--- START Dataset rows ---

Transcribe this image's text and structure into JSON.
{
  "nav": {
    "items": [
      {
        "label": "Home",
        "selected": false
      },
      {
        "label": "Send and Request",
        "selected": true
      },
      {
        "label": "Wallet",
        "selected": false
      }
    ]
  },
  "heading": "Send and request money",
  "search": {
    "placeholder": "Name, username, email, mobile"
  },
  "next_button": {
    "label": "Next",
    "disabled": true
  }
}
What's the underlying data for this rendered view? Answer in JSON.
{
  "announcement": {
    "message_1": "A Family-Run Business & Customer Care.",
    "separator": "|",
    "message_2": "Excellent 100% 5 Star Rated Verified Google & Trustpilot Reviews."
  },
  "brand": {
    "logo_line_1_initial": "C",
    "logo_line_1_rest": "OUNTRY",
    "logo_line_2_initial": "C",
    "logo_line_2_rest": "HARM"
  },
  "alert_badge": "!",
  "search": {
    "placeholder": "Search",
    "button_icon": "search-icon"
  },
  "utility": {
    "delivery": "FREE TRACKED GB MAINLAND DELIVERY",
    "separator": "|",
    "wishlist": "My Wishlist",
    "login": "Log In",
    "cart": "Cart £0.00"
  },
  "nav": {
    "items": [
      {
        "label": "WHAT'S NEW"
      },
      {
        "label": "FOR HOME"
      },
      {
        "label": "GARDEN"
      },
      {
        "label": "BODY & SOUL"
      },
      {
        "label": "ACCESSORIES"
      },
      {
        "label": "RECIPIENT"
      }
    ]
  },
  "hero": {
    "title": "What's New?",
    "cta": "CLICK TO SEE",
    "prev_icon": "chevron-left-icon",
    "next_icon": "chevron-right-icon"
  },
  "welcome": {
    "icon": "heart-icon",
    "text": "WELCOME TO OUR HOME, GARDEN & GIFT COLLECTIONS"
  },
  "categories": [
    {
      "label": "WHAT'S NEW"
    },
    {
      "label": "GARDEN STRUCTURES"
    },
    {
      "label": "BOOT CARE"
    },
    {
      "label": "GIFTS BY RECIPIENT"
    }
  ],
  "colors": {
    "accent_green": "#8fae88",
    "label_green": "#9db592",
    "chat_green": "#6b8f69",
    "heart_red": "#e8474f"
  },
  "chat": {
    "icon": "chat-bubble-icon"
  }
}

--- END Dataset rows ---

Request »
All of the entries should be written out again exactly.

Response for this exercise »
Transcribe this image's text and structure into JSON.
{
  "nav": {
    "items": [
      {
        "label": "Home",
        "selected": false
      },
      {
        "label": "Send and Request",
        "selected": true
      },
      {
        "label": "Wallet",
        "selected": false
      }
    ]
  },
  "heading": "Send and request money",
  "search": {
    "placeholder": "Name, username, email, mobile"
  },
  "next_button": {
    "label": "Next",
    "disabled": true
  }
}
What's the underlying data for this rendered view? Answer in JSON.
{
  "announcement": {
    "message_1": "A Family-Run Business & Customer Care.",
    "separator": "|",
    "message_2": "Excellent 100% 5 Star Rated Verified Google & Trustpilot Reviews."
  },
  "brand": {
    "logo_line_1_initial": "C",
    "logo_line_1_rest": "OUNTRY",
    "logo_line_2_initial": "C",
    "logo_line_2_rest": "HARM"
  },
  "alert_badge": "!",
  "search": {
    "placeholder": "Search",
    "button_icon": "search-icon"
  },
  "utility": {
    "delivery": "FREE TRACKED GB MAINLAND DELIVERY",
    "separator": "|",
    "wishlist": "My Wishlist",
    "login": "Log In",
    "cart": "Cart £0.00"
  },
  "nav": {
    "items": [
      {
        "label": "WHAT'S NEW"
      },
      {
        "label": "FOR HOME"
      },
      {
        "label": "GARDEN"
      },
      {
        "label": "BODY & SOUL"
      },
      {
        "label": "ACCESSORIES"
      },
      {
        "label": "RECIPIENT"
      }
    ]
  },
  "hero": {
    "title": "What's New?",
    "cta": "CLICK TO SEE",
    "prev_icon": "chevron-left-icon",
    "next_icon": "chevron-right-icon"
  },
  "welcome": {
    "icon": "heart-icon",
    "text": "WELCOME TO OUR HOME, GARDEN & GIFT COLLECTIONS"
  },
  "categories": [
    {
      "label": "WHAT'S NEW"
    },
    {
      "label": "GARDEN STRUCTURES"
    },
    {
      "label": "BOOT CARE"
    },
    {
      "label": "GIFTS BY RECIPIENT"
    }
  ],
  "colors": {
    "accent_green": "#8fae88",
    "label_green": "#9db592",
    "chat_green": "#6b8f69",
    "heart_red": "#e8474f"
  },
  "chat": {
    "icon": "chat-bubble-icon"
  }
}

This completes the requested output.